EXERCISE OBJECTIVE: Reproduce each record below exactly as written.

RECORDS SUPPLIED:

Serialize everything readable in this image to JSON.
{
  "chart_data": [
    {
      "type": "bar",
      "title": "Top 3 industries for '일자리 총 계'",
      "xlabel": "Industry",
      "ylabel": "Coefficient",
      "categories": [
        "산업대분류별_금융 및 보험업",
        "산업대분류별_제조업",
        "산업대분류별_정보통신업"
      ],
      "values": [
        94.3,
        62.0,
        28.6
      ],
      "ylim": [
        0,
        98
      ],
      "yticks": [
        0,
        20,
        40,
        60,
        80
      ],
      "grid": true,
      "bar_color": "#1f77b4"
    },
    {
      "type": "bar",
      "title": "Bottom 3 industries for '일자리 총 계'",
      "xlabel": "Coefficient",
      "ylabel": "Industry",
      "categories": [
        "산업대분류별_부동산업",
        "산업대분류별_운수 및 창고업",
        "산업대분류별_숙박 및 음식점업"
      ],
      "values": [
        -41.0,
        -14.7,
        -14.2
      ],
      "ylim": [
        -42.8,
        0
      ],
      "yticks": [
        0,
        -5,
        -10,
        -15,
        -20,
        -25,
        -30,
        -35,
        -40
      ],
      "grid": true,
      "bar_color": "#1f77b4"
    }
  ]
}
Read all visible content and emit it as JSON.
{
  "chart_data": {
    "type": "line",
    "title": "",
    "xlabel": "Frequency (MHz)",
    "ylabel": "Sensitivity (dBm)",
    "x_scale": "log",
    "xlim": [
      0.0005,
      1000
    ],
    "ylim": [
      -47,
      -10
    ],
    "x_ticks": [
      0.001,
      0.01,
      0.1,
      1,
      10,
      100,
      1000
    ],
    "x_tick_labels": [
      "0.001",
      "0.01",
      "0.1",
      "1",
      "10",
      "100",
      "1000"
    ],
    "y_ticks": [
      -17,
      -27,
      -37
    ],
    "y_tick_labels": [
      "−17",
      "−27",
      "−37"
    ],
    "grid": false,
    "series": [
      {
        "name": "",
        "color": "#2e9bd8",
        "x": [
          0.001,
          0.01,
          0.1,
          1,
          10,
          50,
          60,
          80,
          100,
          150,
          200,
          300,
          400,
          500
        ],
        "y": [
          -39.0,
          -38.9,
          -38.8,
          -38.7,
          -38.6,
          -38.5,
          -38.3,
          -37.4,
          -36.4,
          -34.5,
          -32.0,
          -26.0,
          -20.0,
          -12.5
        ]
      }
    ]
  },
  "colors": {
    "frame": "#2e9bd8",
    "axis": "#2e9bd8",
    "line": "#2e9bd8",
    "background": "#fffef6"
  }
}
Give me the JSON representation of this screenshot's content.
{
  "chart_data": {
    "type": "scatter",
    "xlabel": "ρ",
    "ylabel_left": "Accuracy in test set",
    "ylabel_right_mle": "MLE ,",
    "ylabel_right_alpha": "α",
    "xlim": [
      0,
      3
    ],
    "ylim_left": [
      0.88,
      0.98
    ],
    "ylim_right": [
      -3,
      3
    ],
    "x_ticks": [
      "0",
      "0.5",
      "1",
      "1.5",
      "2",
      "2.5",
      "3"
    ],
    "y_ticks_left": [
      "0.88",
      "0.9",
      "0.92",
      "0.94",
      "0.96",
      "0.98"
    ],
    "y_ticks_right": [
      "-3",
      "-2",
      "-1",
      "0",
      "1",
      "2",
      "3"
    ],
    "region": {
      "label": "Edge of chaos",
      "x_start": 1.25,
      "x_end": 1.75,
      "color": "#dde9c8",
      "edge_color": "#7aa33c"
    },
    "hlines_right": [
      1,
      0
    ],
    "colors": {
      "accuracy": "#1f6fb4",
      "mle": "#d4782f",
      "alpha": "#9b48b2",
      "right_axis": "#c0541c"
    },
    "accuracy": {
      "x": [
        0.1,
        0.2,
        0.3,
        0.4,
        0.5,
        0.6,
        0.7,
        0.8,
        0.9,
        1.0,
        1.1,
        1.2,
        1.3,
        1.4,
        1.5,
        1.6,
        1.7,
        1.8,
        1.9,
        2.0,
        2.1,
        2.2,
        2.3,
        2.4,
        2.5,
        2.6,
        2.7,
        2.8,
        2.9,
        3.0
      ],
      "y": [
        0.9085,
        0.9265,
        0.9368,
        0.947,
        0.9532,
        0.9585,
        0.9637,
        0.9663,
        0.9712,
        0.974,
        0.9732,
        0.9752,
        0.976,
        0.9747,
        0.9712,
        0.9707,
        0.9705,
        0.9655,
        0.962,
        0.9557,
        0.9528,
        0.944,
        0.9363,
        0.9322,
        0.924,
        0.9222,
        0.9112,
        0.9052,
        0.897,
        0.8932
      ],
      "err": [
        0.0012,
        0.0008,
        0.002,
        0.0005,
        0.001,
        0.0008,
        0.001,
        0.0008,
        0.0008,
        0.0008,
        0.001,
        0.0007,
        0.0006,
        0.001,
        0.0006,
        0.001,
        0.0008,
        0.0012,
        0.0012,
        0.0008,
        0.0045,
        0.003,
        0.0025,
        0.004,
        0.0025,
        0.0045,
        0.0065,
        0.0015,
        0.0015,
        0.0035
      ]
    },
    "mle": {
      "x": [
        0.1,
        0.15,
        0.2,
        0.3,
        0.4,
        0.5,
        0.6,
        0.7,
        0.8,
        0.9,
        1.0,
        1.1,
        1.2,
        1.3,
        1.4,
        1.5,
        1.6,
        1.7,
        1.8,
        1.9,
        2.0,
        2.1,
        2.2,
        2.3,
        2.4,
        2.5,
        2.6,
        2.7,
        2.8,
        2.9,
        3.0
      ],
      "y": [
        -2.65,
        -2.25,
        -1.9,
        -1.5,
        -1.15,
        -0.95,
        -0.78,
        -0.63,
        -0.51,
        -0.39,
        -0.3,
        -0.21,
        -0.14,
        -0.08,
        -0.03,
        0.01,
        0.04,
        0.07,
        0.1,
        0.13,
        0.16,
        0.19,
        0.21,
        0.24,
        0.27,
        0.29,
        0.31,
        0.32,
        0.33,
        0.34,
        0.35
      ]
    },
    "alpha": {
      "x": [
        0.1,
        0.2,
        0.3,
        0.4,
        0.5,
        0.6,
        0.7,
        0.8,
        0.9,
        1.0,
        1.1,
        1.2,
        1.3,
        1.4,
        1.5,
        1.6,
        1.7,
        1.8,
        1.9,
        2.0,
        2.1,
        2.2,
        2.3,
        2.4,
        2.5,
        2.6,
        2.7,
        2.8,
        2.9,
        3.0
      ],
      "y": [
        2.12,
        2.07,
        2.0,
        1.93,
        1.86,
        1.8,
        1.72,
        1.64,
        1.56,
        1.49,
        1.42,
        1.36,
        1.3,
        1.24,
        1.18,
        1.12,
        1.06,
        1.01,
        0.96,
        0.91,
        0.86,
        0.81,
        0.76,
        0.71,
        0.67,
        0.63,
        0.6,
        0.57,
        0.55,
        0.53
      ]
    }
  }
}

SOLUTION TO THE EXERCISE:
Serialize everything readable in this image to JSON.
{
  "chart_data": [
    {
      "type": "bar",
      "title": "Top 3 industries for '일자리 총 계'",
      "xlabel": "Industry",
      "ylabel": "Coefficient",
      "categories": [
        "산업대분류별_금융 및 보험업",
        "산업대분류별_제조업",
        "산업대분류별_정보통신업"
      ],
      "values": [
        94.3,
        62.0,
        28.6
      ],
      "ylim": [
        0,
        98
      ],
      "yticks": [
        0,
        20,
        40,
        60,
        80
      ],
      "grid": true,
      "bar_color": "#1f77b4"
    },
    {
      "type": "bar",
      "title": "Bottom 3 industries for '일자리 총 계'",
      "xlabel": "Coefficient",
      "ylabel": "Industry",
      "categories": [
        "산업대분류별_부동산업",
        "산업대분류별_운수 및 창고업",
        "산업대분류별_숙박 및 음식점업"
      ],
      "values": [
        -41.0,
        -14.7,
        -14.2
      ],
      "ylim": [
        -42.8,
        0
      ],
      "yticks": [
        0,
        -5,
        -10,
        -15,
        -20,
        -25,
        -30,
        -35,
        -40
      ],
      "grid": true,
      "bar_color": "#1f77b4"
    }
  ]
}
Read all visible content and emit it as JSON.
{
  "chart_data": {
    "type": "line",
    "title": "",
    "xlabel": "Frequency (MHz)",
    "ylabel": "Sensitivity (dBm)",
    "x_scale": "log",
    "xlim": [
      0.0005,
      1000
    ],
    "ylim": [
      -47,
      -10
    ],
    "x_ticks": [
      0.001,
      0.01,
      0.1,
      1,
      10,
      100,
      1000
    ],
    "x_tick_labels": [
      "0.001",
      "0.01",
      "0.1",
      "1",
      "10",
      "100",
      "1000"
    ],
    "y_ticks": [
      -17,
      -27,
      -37
    ],
    "y_tick_labels": [
      "−17",
      "−27",
      "−37"
    ],
    "grid": false,
    "series": [
      {
        "name": "",
        "color": "#2e9bd8",
        "x": [
          0.001,
          0.01,
          0.1,
          1,
          10,
          50,
          60,
          80,
          100,
          150,
          200,
          300,
          400,
          500
        ],
        "y": [
          -39.0,
          -38.9,
          -38.8,
          -38.7,
          -38.6,
          -38.5,
          -38.3,
          -37.4,
          -36.4,
          -34.5,
          -32.0,
          -26.0,
          -20.0,
          -12.5
        ]
      }
    ]
  },
  "colors": {
    "frame": "#2e9bd8",
    "axis": "#2e9bd8",
    "line": "#2e9bd8",
    "background": "#fffef6"
  }
}
Give me the JSON representation of this screenshot's content.
{
  "chart_data": {
    "type": "scatter",
    "xlabel": "ρ",
    "ylabel_left": "Accuracy in test set",
    "ylabel_right_mle": "MLE ,",
    "ylabel_right_alpha": "α",
    "xlim": [
      0,
      3
    ],
    "ylim_left": [
      0.88,
      0.98
    ],
    "ylim_right": [
      -3,
      3
    ],
    "x_ticks": [
      "0",
      "0.5",
      "1",
      "1.5",
      "2",
      "2.5",
      "3"
    ],
    "y_ticks_left": [
      "0.88",
      "0.9",
      "0.92",
      "0.94",
      "0.96",
      "0.98"
    ],
    "y_ticks_right": [
      "-3",
      "-2",
      "-1",
      "0",
      "1",
      "2",
      "3"
    ],
    "region": {
      "label": "Edge of chaos",
      "x_start": 1.25,
      "x_end": 1.75,
      "color": "#dde9c8",
      "edge_color": "#7aa33c"
    },
    "hlines_right": [
      1,
      0
    ],
    "colors": {
      "accuracy": "#1f6fb4",
      "mle": "#d4782f",
      "alpha": "#9b48b2",
      "right_axis": "#c0541c"
    },
    "accuracy": {
      "x": [
        0.1,
        0.2,
        0.3,
        0.4,
        0.5,
        0.6,
        0.7,
        0.8,
        0.9,
        1.0,
        1.1,
        1.2,
        1.3,
        1.4,
        1.5,
        1.6,
        1.7,
        1.8,
        1.9,
        2.0,
        2.1,
        2.2,
        2.3,
        2.4,
        2.5,
        2.6,
        2.7,
        2.8,
        2.9,
        3.0
      ],
      "y": [
        0.9085,
        0.9265,
        0.9368,
        0.947,
        0.9532,
        0.9585,
        0.9637,
        0.9663,
        0.9712,
        0.974,
        0.9732,
        0.9752,
        0.976,
        0.9747,
        0.9712,
        0.9707,
        0.9705,
        0.9655,
        0.962,
        0.9557,
        0.9528,
        0.944,
        0.9363,
        0.9322,
        0.924,
        0.9222,
        0.9112,
        0.9052,
        0.897,
        0.8932
      ],
      "err": [
        0.0012,
        0.0008,
        0.002,
        0.0005,
        0.001,
        0.0008,
        0.001,
        0.0008,
        0.0008,
        0.0008,
        0.001,
        0.0007,
        0.0006,
        0.001,
        0.0006,
        0.001,
        0.0008,
        0.0012,
        0.0012,
        0.0008,
        0.0045,
        0.003,
        0.0025,
        0.004,
        0.0025,
        0.0045,
        0.0065,
        0.0015,
        0.0015,
        0.0035
      ]
    },
    "mle": {
      "x": [
        0.1,
        0.15,
        0.2,
        0.3,
        0.4,
        0.5,
        0.6,
        0.7,
        0.8,
        0.9,
        1.0,
        1.1,
        1.2,
        1.3,
        1.4,
        1.5,
        1.6,
        1.7,
        1.8,
        1.9,
        2.0,
        2.1,
        2.2,
        2.3,
        2.4,
        2.5,
        2.6,
        2.7,
        2.8,
        2.9,
        3.0
      ],
      "y": [
        -2.65,
        -2.25,
        -1.9,
        -1.5,
        -1.15,
        -0.95,
        -0.78,
        -0.63,
        -0.51,
        -0.39,
        -0.3,
        -0.21,
        -0.14,
        -0.08,
        -0.03,
        0.01,
        0.04,
        0.07,
        0.1,
        0.13,
        0.16,
        0.19,
        0.21,
        0.24,
        0.27,
        0.29,
        0.31,
        0.32,
        0.33,
        0.34,
        0.35
      ]
    },
    "alpha": {
      "x": [
        0.1,
        0.2,
        0.3,
        0.4,
        0.5,
        0.6,
        0.7,
        0.8,
        0.9,
        1.0,
        1.1,
        1.2,
        1.3,
        1.4,
        1.5,
        1.6,
        1.7,
        1.8,
        1.9,
        2.0,
        2.1,
        2.2,
        2.3,
        2.4,
        2.5,
        2.6,
        2.7,
        2.8,
        2.9,
        3.0
      ],
      "y": [
        2.12,
        2.07,
        2.0,
        1.93,
        1.86,
        1.8,
        1.72,
        1.64,
        1.56,
        1.49,
        1.42,
        1.36,
        1.3,
        1.24,
        1.18,
        1.12,
        1.06,
        1.01,
        0.96,
        0.91,
        0.86,
        0.81,
        0.76,
        0.71,
        0.67,
        0.63,
        0.6,
        0.57,
        0.55,
        0.53
      ]
    }
  }
}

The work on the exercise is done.